**Listing:**
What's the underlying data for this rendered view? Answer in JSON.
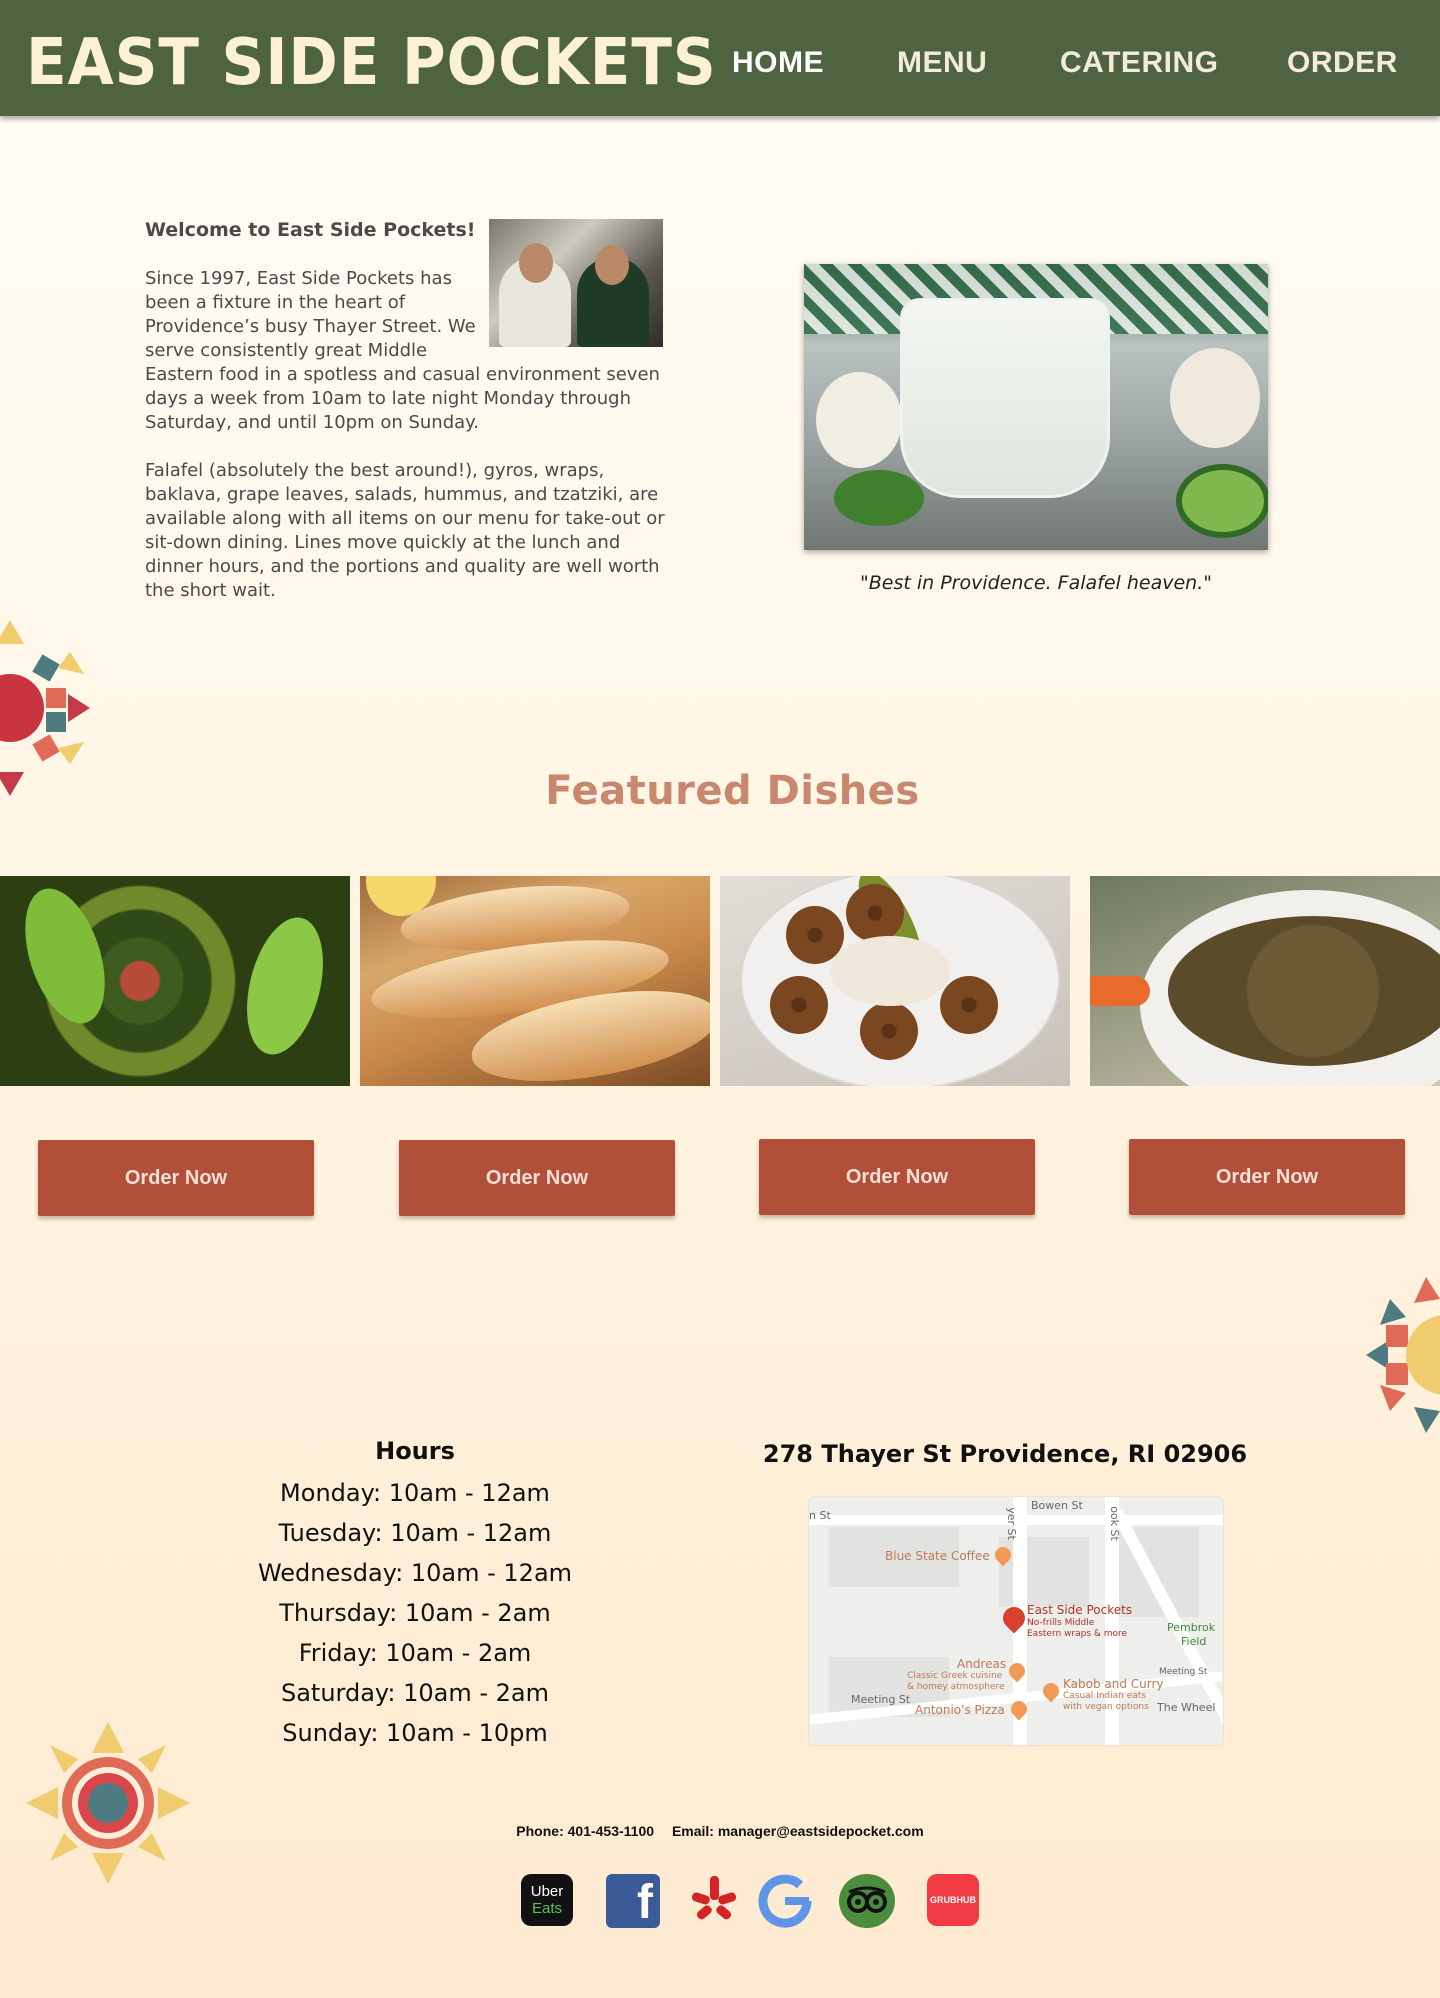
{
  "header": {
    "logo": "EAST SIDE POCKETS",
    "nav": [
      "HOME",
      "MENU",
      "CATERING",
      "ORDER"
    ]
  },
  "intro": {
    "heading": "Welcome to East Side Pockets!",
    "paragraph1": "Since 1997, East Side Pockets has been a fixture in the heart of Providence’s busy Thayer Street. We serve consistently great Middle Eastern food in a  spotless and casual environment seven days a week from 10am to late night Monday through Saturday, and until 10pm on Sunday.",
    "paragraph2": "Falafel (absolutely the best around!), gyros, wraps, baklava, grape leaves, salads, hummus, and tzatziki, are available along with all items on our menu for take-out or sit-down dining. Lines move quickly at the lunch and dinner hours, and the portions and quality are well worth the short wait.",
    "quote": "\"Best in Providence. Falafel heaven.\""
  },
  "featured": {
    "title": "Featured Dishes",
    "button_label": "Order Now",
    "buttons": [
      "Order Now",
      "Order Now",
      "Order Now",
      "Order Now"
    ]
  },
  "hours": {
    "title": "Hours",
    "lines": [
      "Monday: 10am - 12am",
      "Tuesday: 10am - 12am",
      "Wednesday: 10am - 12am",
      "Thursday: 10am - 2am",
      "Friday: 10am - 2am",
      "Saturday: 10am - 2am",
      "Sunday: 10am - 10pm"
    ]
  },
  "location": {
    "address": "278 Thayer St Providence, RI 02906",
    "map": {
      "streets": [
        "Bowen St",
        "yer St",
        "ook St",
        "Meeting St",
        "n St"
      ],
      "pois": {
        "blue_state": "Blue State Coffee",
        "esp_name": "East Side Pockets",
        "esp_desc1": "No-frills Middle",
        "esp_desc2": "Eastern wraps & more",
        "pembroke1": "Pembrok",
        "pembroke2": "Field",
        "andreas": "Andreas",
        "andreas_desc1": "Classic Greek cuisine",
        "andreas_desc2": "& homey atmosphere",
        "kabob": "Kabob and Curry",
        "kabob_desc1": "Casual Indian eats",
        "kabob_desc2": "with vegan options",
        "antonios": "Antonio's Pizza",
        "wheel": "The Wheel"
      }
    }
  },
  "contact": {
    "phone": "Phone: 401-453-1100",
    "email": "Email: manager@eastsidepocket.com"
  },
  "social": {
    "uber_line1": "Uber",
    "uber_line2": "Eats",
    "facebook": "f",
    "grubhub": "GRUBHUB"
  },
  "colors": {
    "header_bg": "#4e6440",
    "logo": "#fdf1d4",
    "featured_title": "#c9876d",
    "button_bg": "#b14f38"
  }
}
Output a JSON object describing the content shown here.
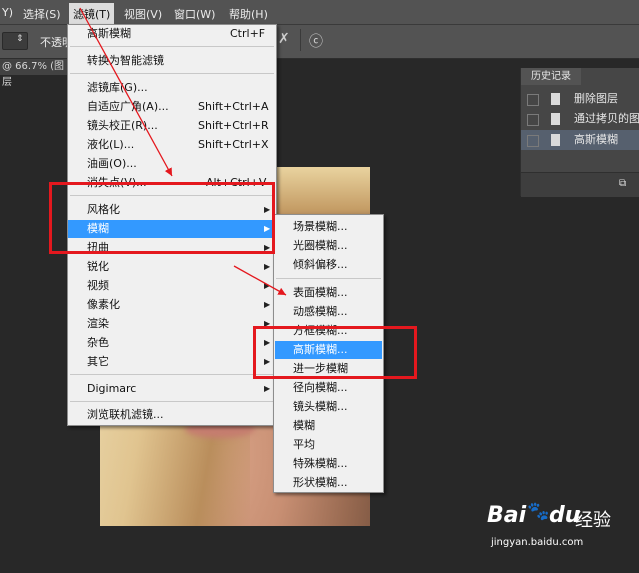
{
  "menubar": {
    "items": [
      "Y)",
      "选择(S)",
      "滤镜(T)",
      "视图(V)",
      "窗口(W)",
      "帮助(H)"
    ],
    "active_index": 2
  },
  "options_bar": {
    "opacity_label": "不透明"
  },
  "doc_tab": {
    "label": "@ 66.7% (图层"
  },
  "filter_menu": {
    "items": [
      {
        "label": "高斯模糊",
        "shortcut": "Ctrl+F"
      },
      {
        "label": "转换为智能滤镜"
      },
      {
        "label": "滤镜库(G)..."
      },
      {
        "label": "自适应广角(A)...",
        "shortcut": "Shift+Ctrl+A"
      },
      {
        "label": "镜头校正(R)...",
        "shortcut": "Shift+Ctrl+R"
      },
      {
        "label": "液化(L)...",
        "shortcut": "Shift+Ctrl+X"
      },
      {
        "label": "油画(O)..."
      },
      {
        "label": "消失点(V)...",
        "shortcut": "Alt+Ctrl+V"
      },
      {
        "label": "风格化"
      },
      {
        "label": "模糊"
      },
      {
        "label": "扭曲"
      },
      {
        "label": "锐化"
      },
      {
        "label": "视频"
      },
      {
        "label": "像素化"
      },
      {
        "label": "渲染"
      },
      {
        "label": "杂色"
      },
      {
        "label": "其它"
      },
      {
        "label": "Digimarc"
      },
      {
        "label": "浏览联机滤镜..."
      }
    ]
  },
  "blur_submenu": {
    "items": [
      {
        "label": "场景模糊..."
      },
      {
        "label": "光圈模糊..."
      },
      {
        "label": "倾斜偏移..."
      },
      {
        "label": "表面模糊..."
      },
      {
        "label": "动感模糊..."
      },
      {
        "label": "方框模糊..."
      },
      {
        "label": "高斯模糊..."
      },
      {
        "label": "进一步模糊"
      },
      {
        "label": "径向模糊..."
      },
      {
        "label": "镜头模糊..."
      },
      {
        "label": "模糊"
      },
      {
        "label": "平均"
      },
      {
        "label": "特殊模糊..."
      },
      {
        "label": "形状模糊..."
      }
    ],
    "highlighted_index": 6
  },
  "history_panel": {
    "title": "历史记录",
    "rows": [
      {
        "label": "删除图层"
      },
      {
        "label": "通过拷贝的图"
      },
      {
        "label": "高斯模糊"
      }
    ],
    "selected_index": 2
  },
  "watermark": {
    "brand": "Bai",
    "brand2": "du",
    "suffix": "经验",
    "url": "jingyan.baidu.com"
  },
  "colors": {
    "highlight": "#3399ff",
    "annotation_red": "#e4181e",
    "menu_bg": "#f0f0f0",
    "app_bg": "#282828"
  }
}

**What to work on:**
Your task is to retype all the entries exactly and leave out any pictures.

**Task result:**
What's the underlying data for this rendered view? Answer in JSON.
{
  "header": {
    "logo": "EAST SIDE POCKETS",
    "nav": [
      "HOME",
      "MENU",
      "CATERING",
      "ORDER"
    ]
  },
  "intro": {
    "heading": "Welcome to East Side Pockets!",
    "paragraph1": "Since 1997, East Side Pockets has been a fixture in the heart of Providence’s busy Thayer Street. We serve consistently great Middle Eastern food in a  spotless and casual environment seven days a week from 10am to late night Monday through Saturday, and until 10pm on Sunday.",
    "paragraph2": "Falafel (absolutely the best around!), gyros, wraps, baklava, grape leaves, salads, hummus, and tzatziki, are available along with all items on our menu for take-out or sit-down dining. Lines move quickly at the lunch and dinner hours, and the portions and quality are well worth the short wait.",
    "quote": "\"Best in Providence. Falafel heaven.\""
  },
  "featured": {
    "title": "Featured Dishes",
    "button_label": "Order Now",
    "buttons": [
      "Order Now",
      "Order Now",
      "Order Now",
      "Order Now"
    ]
  },
  "hours": {
    "title": "Hours",
    "lines": [
      "Monday: 10am - 12am",
      "Tuesday: 10am - 12am",
      "Wednesday: 10am - 12am",
      "Thursday: 10am - 2am",
      "Friday: 10am - 2am",
      "Saturday: 10am - 2am",
      "Sunday: 10am - 10pm"
    ]
  },
  "location": {
    "address": "278 Thayer St Providence, RI 02906",
    "map": {
      "streets": [
        "Bowen St",
        "yer St",
        "ook St",
        "Meeting St",
        "n St"
      ],
      "pois": {
        "blue_state": "Blue State Coffee",
        "esp_name": "East Side Pockets",
        "esp_desc1": "No-frills Middle",
        "esp_desc2": "Eastern wraps & more",
        "pembroke1": "Pembrok",
        "pembroke2": "Field",
        "andreas": "Andreas",
        "andreas_desc1": "Classic Greek cuisine",
        "andreas_desc2": "& homey atmosphere",
        "kabob": "Kabob and Curry",
        "kabob_desc1": "Casual Indian eats",
        "kabob_desc2": "with vegan options",
        "antonios": "Antonio's Pizza",
        "wheel": "The Wheel"
      }
    }
  },
  "contact": {
    "phone": "Phone: 401-453-1100",
    "email": "Email: manager@eastsidepocket.com"
  },
  "social": {
    "uber_line1": "Uber",
    "uber_line2": "Eats",
    "facebook": "f",
    "grubhub": "GRUBHUB"
  },
  "colors": {
    "header_bg": "#4e6440",
    "logo": "#fdf1d4",
    "featured_title": "#c9876d",
    "button_bg": "#b14f38"
  }
}
Output a JSON object describing the content shown here.
{
  "menubar": {
    "items": [
      "Y)",
      "选择(S)",
      "滤镜(T)",
      "视图(V)",
      "窗口(W)",
      "帮助(H)"
    ],
    "active_index": 2
  },
  "options_bar": {
    "opacity_label": "不透明"
  },
  "doc_tab": {
    "label": "@ 66.7% (图层"
  },
  "filter_menu": {
    "items": [
      {
        "label": "高斯模糊",
        "shortcut": "Ctrl+F"
      },
      {
        "label": "转换为智能滤镜"
      },
      {
        "label": "滤镜库(G)..."
      },
      {
        "label": "自适应广角(A)...",
        "shortcut": "Shift+Ctrl+A"
      },
      {
        "label": "镜头校正(R)...",
        "shortcut": "Shift+Ctrl+R"
      },
      {
        "label": "液化(L)...",
        "shortcut": "Shift+Ctrl+X"
      },
      {
        "label": "油画(O)..."
      },
      {
        "label": "消失点(V)...",
        "shortcut": "Alt+Ctrl+V"
      },
      {
        "label": "风格化"
      },
      {
        "label": "模糊"
      },
      {
        "label": "扭曲"
      },
      {
        "label": "锐化"
      },
      {
        "label": "视频"
      },
      {
        "label": "像素化"
      },
      {
        "label": "渲染"
      },
      {
        "label": "杂色"
      },
      {
        "label": "其它"
      },
      {
        "label": "Digimarc"
      },
      {
        "label": "浏览联机滤镜..."
      }
    ]
  },
  "blur_submenu": {
    "items": [
      {
        "label": "场景模糊..."
      },
      {
        "label": "光圈模糊..."
      },
      {
        "label": "倾斜偏移..."
      },
      {
        "label": "表面模糊..."
      },
      {
        "label": "动感模糊..."
      },
      {
        "label": "方框模糊..."
      },
      {
        "label": "高斯模糊..."
      },
      {
        "label": "进一步模糊"
      },
      {
        "label": "径向模糊..."
      },
      {
        "label": "镜头模糊..."
      },
      {
        "label": "模糊"
      },
      {
        "label": "平均"
      },
      {
        "label": "特殊模糊..."
      },
      {
        "label": "形状模糊..."
      }
    ],
    "highlighted_index": 6
  },
  "history_panel": {
    "title": "历史记录",
    "rows": [
      {
        "label": "删除图层"
      },
      {
        "label": "通过拷贝的图"
      },
      {
        "label": "高斯模糊"
      }
    ],
    "selected_index": 2
  },
  "watermark": {
    "brand": "Bai",
    "brand2": "du",
    "suffix": "经验",
    "url": "jingyan.baidu.com"
  },
  "colors": {
    "highlight": "#3399ff",
    "annotation_red": "#e4181e",
    "menu_bg": "#f0f0f0",
    "app_bg": "#282828"
  }
}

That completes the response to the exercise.